--- START OF INPUT MATERIAL ---
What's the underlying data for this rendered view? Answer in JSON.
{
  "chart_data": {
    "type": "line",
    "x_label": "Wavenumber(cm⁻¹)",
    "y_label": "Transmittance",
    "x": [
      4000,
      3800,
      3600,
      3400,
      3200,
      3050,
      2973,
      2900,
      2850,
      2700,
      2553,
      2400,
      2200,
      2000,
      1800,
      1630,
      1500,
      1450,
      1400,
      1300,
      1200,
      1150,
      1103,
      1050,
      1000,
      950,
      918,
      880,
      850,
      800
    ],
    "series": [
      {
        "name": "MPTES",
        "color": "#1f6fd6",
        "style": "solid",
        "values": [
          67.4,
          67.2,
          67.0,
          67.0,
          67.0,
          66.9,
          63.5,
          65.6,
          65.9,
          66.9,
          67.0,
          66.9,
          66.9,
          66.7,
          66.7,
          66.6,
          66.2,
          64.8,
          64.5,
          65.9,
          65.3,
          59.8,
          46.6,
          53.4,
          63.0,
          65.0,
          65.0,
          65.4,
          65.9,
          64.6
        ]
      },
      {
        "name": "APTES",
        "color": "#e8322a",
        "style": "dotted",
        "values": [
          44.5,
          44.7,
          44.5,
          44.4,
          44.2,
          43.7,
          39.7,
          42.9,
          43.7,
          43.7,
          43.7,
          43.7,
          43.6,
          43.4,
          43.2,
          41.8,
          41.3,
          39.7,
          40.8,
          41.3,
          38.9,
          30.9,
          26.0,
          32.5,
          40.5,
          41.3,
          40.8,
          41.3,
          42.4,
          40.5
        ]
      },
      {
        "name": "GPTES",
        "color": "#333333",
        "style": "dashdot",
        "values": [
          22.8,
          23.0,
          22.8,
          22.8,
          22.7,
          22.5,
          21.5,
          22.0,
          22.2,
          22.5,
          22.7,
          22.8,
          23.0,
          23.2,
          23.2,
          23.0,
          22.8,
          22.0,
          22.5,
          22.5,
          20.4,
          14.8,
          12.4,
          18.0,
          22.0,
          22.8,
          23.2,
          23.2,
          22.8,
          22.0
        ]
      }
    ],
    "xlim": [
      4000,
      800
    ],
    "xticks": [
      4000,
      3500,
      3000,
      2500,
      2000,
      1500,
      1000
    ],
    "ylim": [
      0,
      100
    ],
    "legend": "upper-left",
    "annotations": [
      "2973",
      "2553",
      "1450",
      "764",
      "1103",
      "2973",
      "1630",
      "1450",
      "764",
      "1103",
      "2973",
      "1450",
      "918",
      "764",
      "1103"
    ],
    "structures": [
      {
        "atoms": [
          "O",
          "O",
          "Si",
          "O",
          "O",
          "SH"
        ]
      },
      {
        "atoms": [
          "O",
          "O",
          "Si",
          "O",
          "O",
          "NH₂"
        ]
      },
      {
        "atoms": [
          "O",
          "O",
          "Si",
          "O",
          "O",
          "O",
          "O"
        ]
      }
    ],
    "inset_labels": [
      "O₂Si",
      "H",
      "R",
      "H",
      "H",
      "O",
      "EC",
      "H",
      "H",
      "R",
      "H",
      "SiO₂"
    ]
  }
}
--- END OF INPUT MATERIAL ---
Write out the full set of records exactly as given.

WRITTEN SOLUTION.
What's the underlying data for this rendered view? Answer in JSON.
{
  "chart_data": {
    "type": "line",
    "x_label": "Wavenumber(cm⁻¹)",
    "y_label": "Transmittance",
    "x": [
      4000,
      3800,
      3600,
      3400,
      3200,
      3050,
      2973,
      2900,
      2850,
      2700,
      2553,
      2400,
      2200,
      2000,
      1800,
      1630,
      1500,
      1450,
      1400,
      1300,
      1200,
      1150,
      1103,
      1050,
      1000,
      950,
      918,
      880,
      850,
      800
    ],
    "series": [
      {
        "name": "MPTES",
        "color": "#1f6fd6",
        "style": "solid",
        "values": [
          67.4,
          67.2,
          67.0,
          67.0,
          67.0,
          66.9,
          63.5,
          65.6,
          65.9,
          66.9,
          67.0,
          66.9,
          66.9,
          66.7,
          66.7,
          66.6,
          66.2,
          64.8,
          64.5,
          65.9,
          65.3,
          59.8,
          46.6,
          53.4,
          63.0,
          65.0,
          65.0,
          65.4,
          65.9,
          64.6
        ]
      },
      {
        "name": "APTES",
        "color": "#e8322a",
        "style": "dotted",
        "values": [
          44.5,
          44.7,
          44.5,
          44.4,
          44.2,
          43.7,
          39.7,
          42.9,
          43.7,
          43.7,
          43.7,
          43.7,
          43.6,
          43.4,
          43.2,
          41.8,
          41.3,
          39.7,
          40.8,
          41.3,
          38.9,
          30.9,
          26.0,
          32.5,
          40.5,
          41.3,
          40.8,
          41.3,
          42.4,
          40.5
        ]
      },
      {
        "name": "GPTES",
        "color": "#333333",
        "style": "dashdot",
        "values": [
          22.8,
          23.0,
          22.8,
          22.8,
          22.7,
          22.5,
          21.5,
          22.0,
          22.2,
          22.5,
          22.7,
          22.8,
          23.0,
          23.2,
          23.2,
          23.0,
          22.8,
          22.0,
          22.5,
          22.5,
          20.4,
          14.8,
          12.4,
          18.0,
          22.0,
          22.8,
          23.2,
          23.2,
          22.8,
          22.0
        ]
      }
    ],
    "xlim": [
      4000,
      800
    ],
    "xticks": [
      4000,
      3500,
      3000,
      2500,
      2000,
      1500,
      1000
    ],
    "ylim": [
      0,
      100
    ],
    "legend": "upper-left",
    "annotations": [
      "2973",
      "2553",
      "1450",
      "764",
      "1103",
      "2973",
      "1630",
      "1450",
      "764",
      "1103",
      "2973",
      "1450",
      "918",
      "764",
      "1103"
    ],
    "structures": [
      {
        "atoms": [
          "O",
          "O",
          "Si",
          "O",
          "O",
          "SH"
        ]
      },
      {
        "atoms": [
          "O",
          "O",
          "Si",
          "O",
          "O",
          "NH₂"
        ]
      },
      {
        "atoms": [
          "O",
          "O",
          "Si",
          "O",
          "O",
          "O",
          "O"
        ]
      }
    ],
    "inset_labels": [
      "O₂Si",
      "H",
      "R",
      "H",
      "H",
      "O",
      "EC",
      "H",
      "H",
      "R",
      "H",
      "SiO₂"
    ]
  }
}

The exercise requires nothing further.